Extract all lines that hold the string "title".

**Entries taken from a collection:**
★ ★ ★

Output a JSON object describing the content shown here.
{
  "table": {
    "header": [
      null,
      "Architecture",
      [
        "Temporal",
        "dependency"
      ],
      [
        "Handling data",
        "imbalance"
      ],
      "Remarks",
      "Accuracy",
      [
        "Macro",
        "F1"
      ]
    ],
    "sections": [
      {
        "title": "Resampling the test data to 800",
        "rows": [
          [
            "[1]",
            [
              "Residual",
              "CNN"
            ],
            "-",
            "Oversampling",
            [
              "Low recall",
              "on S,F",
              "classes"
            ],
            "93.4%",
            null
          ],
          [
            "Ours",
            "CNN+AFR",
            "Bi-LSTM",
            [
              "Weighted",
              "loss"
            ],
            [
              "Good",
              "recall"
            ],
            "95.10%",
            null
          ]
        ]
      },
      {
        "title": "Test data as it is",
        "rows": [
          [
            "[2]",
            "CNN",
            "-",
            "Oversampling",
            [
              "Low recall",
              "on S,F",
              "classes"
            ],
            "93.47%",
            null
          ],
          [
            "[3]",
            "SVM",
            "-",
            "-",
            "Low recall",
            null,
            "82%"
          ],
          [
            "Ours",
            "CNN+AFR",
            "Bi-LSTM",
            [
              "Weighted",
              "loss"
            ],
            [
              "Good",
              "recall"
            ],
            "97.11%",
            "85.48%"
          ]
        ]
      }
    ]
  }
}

★ ★ ★

**The completed task:**
        "title": "Resampling the test data to 800",
        "title": "Test data as it is",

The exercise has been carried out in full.